#### WRITTEN PROBLEM
Below is a listing; write it out exactly and drop any images from it.

Records from a collection

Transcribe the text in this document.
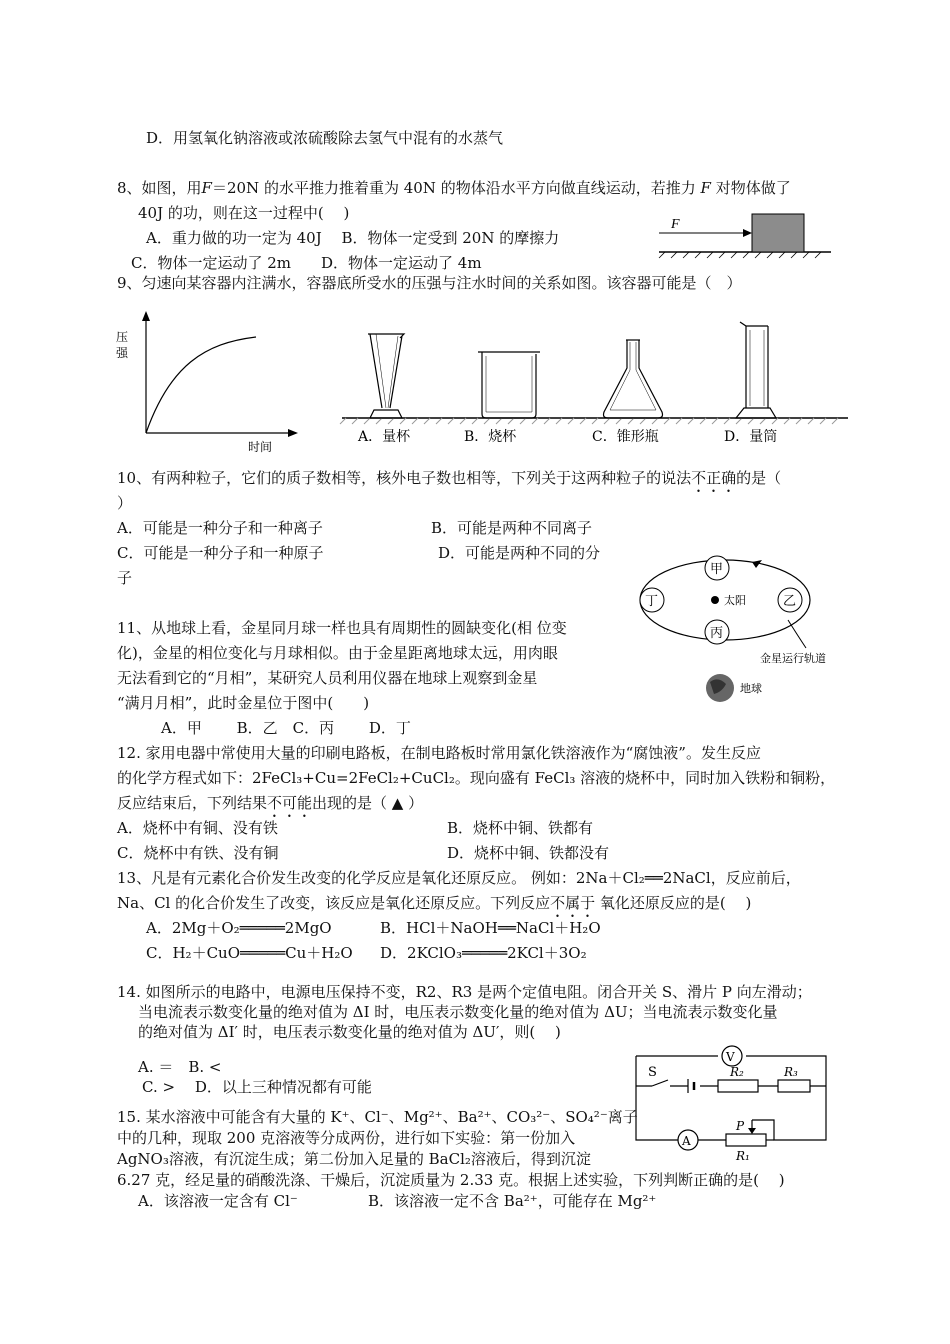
D．用氢氧化钠溶液或浓硫酸除去氢气中混有的水蒸气
8、如图，用F＝20N 的水平推力推着重为 40N 的物体沿水平方向做直线运动，若推力 F 对物体做了
40J 的功，则在这一过程中(　 )
A．重力做的功一定为 40J　 B．物体一定受到 20N 的摩擦力
C．物体一定运动了 2m　　D．物体一定运动了 4m
F
9、匀速向某容器内注满水，容器底所受水的压强与注水时间的关系如图。该容器可能是（　）
压
强
时间
A．量杯	B．烧杯	C．锥形瓶	D．量筒
10、有两种粒子，它们的质子数相等，核外电子数也相等，下列关于这两种粒子的说法不正确的是（
）
A．可能是一种分子和一种离子	B．可能是两种不同离子
C．可能是一种分子和一种原子	D．可能是两种不同的分
子	甲
乙
丙
丁	太阳
金星运行轨道
地球
11、从地球上看，金星同月球一样也具有周期性的圆缺变化(相 位变
化)，金星的相位变化与月球相似。由于金星距离地球太远，用肉眼
无法看到它的“月相”，某研究人员利用仪器在地球上观察到金星
“满月月相”，此时金星位于图中(　　)
A．甲　　 B．乙　C．丙　　 D．丁
12. 家用电器中常使用大量的印刷电路板，在制电路板时常用氯化铁溶液作为“腐蚀液”。发生反应
的化学方程式如下：2FeCl₃+Cu=2FeCl₂+CuCl₂。现向盛有 FeCl₃ 溶液的烧杯中，同时加入铁粉和铜粉，
反应结束后，下列结果不可能出现的是（ ▲ ）
A．烧杯中有铜、没有铁	B．烧杯中铜、铁都有
C．烧杯中有铁、没有铜	D．烧杯中铜、铁都没有
13、凡是有元素化合价发生改变的化学反应是氧化还原反应。 例如：2Na＋Cl₂══2NaCl，反应前后，
Na、Cl 的化合价发生了改变，该反应是氧化还原反应。下列反应不属于 氧化还原反应的是(　 )
A．2Mg＋O₂═════2MgO	B．HCl＋NaOH══NaCl＋H₂O
C．H₂＋CuO═════Cu＋H₂O D．2KClO₃═════2KCl＋3O₂
14. 如图所示的电路中，电源电压保持不变，R2、R3 是两个定值电阻。闭合开关 S、滑片 P 向左滑动；
当电流表示数变化量的绝对值为 ΔI 时，电压表示数变化量的绝对值为 ΔU；当电流表示数变化量
的绝对值为 ΔI′ 时，电压表示数变化量的绝对值为 ΔU′，则(　 )
A. ＝　B. <
C. >　 D．以上三种情况都有可能
V
A
S	R₂	R₃
P
R₁
15. 某水溶液中可能含有大量的 K⁺、Cl⁻、Mg²⁺、Ba²⁺、CO₃²⁻、SO₄²⁻离子
中的几种，现取 200 克溶液等分成两份，进行如下实验：第一份加入
AgNO₃溶液，有沉淀生成；第二份加入足量的 BaCl₂溶液后，得到沉淀
6.27 克，经足量的硝酸洗涤、干燥后，沉淀质量为 2.33 克。根据上述实验，下列判断正确的是(　 )
A．该溶液一定含有 Cl⁻	B．该溶液一定不含 Ba²⁺，可能存在 Mg²⁺
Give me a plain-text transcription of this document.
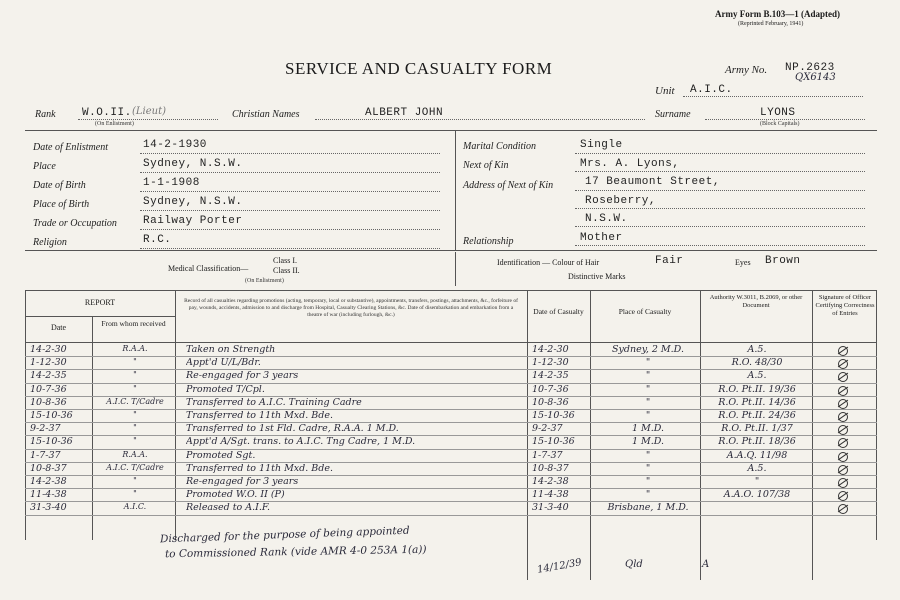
Army Form B.103—1 (Adapted)
(Reprinted February, 1941)
SERVICE AND CASUALTY FORM	Army No. NP.2623
QX6143
Unit A.I.C.
Rank W.O.II. (Lieut)
(On Enlistment)
Christian Names	ALBERT JOHN	Surname	LYONS
(Block Capitals)
Date of Enlistment	14-2-1930
Place	Sydney, N.S.W.
Date of Birth	1-1-1908
Place of Birth	Sydney, N.S.W.
Trade or Occupation Railway Porter
Religion	R.C.
Marital Condition	Single
Next of Kin	Mrs. A. Lyons,
Address of Next of Kin	17 Beaumont Street,
Roseberry,
N.S.W.
Relationship	Mother
Medical Classification—
Class I.
Class II.
(On Enlistment)
Identification — Colour of Hair	Fair	Eyes Brown
Distinctive Marks
REPORT
Date	From whom received
Record of all casualties regarding promotions (acting, temporary, local or substantive), appointments, transfers, postings, attachments, &c., forfeiture of pay, wounds, accidents, admission to and discharge from Hospital, Casualty Clearing Stations, &c. Date of disembarkation and embarkation from a theatre of war (including furlough, &c.)	Date of Casualty	Place of Casualty
Authority W.3011, B.2069, or other Document
Signature of Officer Certifying Correctness of Entries
14-2-30	R.A.A.	Taken on Strength	14-2-30	Sydney, 2 M.D.	A.5.
1-12-30	"	Appt'd U/L/Bdr.	1-12-30	"	R.O. 48/30
14-2-35	"	Re-engaged for 3 years	14-2-35	"	A.5.
10-7-36	"	Promoted T/Cpl.	10-7-36	"	R.O. Pt.II. 19/36
10-8-36	A.I.C. T/Cadre	Transferred to A.I.C. Training Cadre	10-8-36	"	R.O. Pt.II. 14/36
15-10-36	"	Transferred to 11th Mxd. Bde.	15-10-36	"	R.O. Pt.II. 24/36
9-2-37	"	Transferred to 1st Fld. Cadre, R.A.A. 1 M.D.	9-2-37	1 M.D.	R.O. Pt.II. 1/37
15-10-36	"	Appt'd A/Sgt. trans. to A.I.C. Tng Cadre, 1 M.D.	15-10-36	1 M.D.	R.O. Pt.II. 18/36
1-7-37	R.A.A.	Promoted Sgt.	1-7-37	"	A.A.Q. 11/98
10-8-37	A.I.C. T/Cadre	Transferred to 11th Mxd. Bde.	10-8-37	"	A.5.
14-2-38	"	Re-engaged for 3 years	14-2-38	"	"
11-4-38	"	Promoted W.O. II (P)	11-4-38	"	A.A.O. 107/38
31-3-40	A.I.C.	Released to A.I.F.	31-3-40	Brisbane, 1 M.D.
Discharged for the purpose of being appointed
to Commissioned Rank (vide AMR 4-0 253A 1(a))
14/12/39	Qld	A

#### ANSWER FOR THE TASK
Transcribe the text in this document.
D．用氢氧化钠溶液或浓硫酸除去氢气中混有的水蒸气
8、如图，用F＝20N 的水平推力推着重为 40N 的物体沿水平方向做直线运动，若推力 F 对物体做了
40J 的功，则在这一过程中(　 )
A．重力做的功一定为 40J　 B．物体一定受到 20N 的摩擦力
C．物体一定运动了 2m　　D．物体一定运动了 4m
F
9、匀速向某容器内注满水，容器底所受水的压强与注水时间的关系如图。该容器可能是（　）
压
强
时间
A．量杯	B．烧杯	C．锥形瓶	D．量筒
10、有两种粒子，它们的质子数相等，核外电子数也相等，下列关于这两种粒子的说法不正确的是（
）
A．可能是一种分子和一种离子	B．可能是两种不同离子
C．可能是一种分子和一种原子	D．可能是两种不同的分
子	甲
乙
丙
丁	太阳
金星运行轨道
地球
11、从地球上看，金星同月球一样也具有周期性的圆缺变化(相 位变
化)，金星的相位变化与月球相似。由于金星距离地球太远，用肉眼
无法看到它的“月相”，某研究人员利用仪器在地球上观察到金星
“满月月相”，此时金星位于图中(　　)
A．甲　　 B．乙　C．丙　　 D．丁
12. 家用电器中常使用大量的印刷电路板，在制电路板时常用氯化铁溶液作为“腐蚀液”。发生反应
的化学方程式如下：2FeCl₃+Cu=2FeCl₂+CuCl₂。现向盛有 FeCl₃ 溶液的烧杯中，同时加入铁粉和铜粉，
反应结束后，下列结果不可能出现的是（ ▲ ）
A．烧杯中有铜、没有铁	B．烧杯中铜、铁都有
C．烧杯中有铁、没有铜	D．烧杯中铜、铁都没有
13、凡是有元素化合价发生改变的化学反应是氧化还原反应。 例如：2Na＋Cl₂══2NaCl，反应前后，
Na、Cl 的化合价发生了改变，该反应是氧化还原反应。下列反应不属于 氧化还原反应的是(　 )
A．2Mg＋O₂═════2MgO	B．HCl＋NaOH══NaCl＋H₂O
C．H₂＋CuO═════Cu＋H₂O D．2KClO₃═════2KCl＋3O₂
14. 如图所示的电路中，电源电压保持不变，R2、R3 是两个定值电阻。闭合开关 S、滑片 P 向左滑动；
当电流表示数变化量的绝对值为 ΔI 时，电压表示数变化量的绝对值为 ΔU；当电流表示数变化量
的绝对值为 ΔI′ 时，电压表示数变化量的绝对值为 ΔU′，则(　 )
A. ＝　B. <
C. >　 D．以上三种情况都有可能
V
A
S	R₂	R₃
P
R₁
15. 某水溶液中可能含有大量的 K⁺、Cl⁻、Mg²⁺、Ba²⁺、CO₃²⁻、SO₄²⁻离子
中的几种，现取 200 克溶液等分成两份，进行如下实验：第一份加入
AgNO₃溶液，有沉淀生成；第二份加入足量的 BaCl₂溶液后，得到沉淀
6.27 克，经足量的硝酸洗涤、干燥后，沉淀质量为 2.33 克。根据上述实验，下列判断正确的是(　 )
A．该溶液一定含有 Cl⁻	B．该溶液一定不含 Ba²⁺，可能存在 Mg²⁺
Give me a plain-text transcription of this document.
Army Form B.103—1 (Adapted)
(Reprinted February, 1941)
SERVICE AND CASUALTY FORM	Army No. NP.2623
QX6143
Unit A.I.C.
Rank W.O.II. (Lieut)
(On Enlistment)
Christian Names	ALBERT JOHN	Surname	LYONS
(Block Capitals)
Date of Enlistment	14-2-1930
Place	Sydney, N.S.W.
Date of Birth	1-1-1908
Place of Birth	Sydney, N.S.W.
Trade or Occupation Railway Porter
Religion	R.C.
Marital Condition	Single
Next of Kin	Mrs. A. Lyons,
Address of Next of Kin	17 Beaumont Street,
Roseberry,
N.S.W.
Relationship	Mother
Medical Classification—
Class I.
Class II.
(On Enlistment)
Identification — Colour of Hair	Fair	Eyes Brown
Distinctive Marks
REPORT
Date	From whom received
Record of all casualties regarding promotions (acting, temporary, local or substantive), appointments, transfers, postings, attachments, &c., forfeiture of pay, wounds, accidents, admission to and discharge from Hospital, Casualty Clearing Stations, &c. Date of disembarkation and embarkation from a theatre of war (including furlough, &c.)	Date of Casualty	Place of Casualty
Authority W.3011, B.2069, or other Document
Signature of Officer Certifying Correctness of Entries
14-2-30	R.A.A.	Taken on Strength	14-2-30	Sydney, 2 M.D.	A.5.
1-12-30	"	Appt'd U/L/Bdr.	1-12-30	"	R.O. 48/30
14-2-35	"	Re-engaged for 3 years	14-2-35	"	A.5.
10-7-36	"	Promoted T/Cpl.	10-7-36	"	R.O. Pt.II. 19/36
10-8-36	A.I.C. T/Cadre	Transferred to A.I.C. Training Cadre	10-8-36	"	R.O. Pt.II. 14/36
15-10-36	"	Transferred to 11th Mxd. Bde.	15-10-36	"	R.O. Pt.II. 24/36
9-2-37	"	Transferred to 1st Fld. Cadre, R.A.A. 1 M.D.	9-2-37	1 M.D.	R.O. Pt.II. 1/37
15-10-36	"	Appt'd A/Sgt. trans. to A.I.C. Tng Cadre, 1 M.D.	15-10-36	1 M.D.	R.O. Pt.II. 18/36
1-7-37	R.A.A.	Promoted Sgt.	1-7-37	"	A.A.Q. 11/98
10-8-37	A.I.C. T/Cadre	Transferred to 11th Mxd. Bde.	10-8-37	"	A.5.
14-2-38	"	Re-engaged for 3 years	14-2-38	"	"
11-4-38	"	Promoted W.O. II (P)	11-4-38	"	A.A.O. 107/38
31-3-40	A.I.C.	Released to A.I.F.	31-3-40	Brisbane, 1 M.D.
Discharged for the purpose of being appointed
to Commissioned Rank (vide AMR 4-0 253A 1(a))
14/12/39	Qld	A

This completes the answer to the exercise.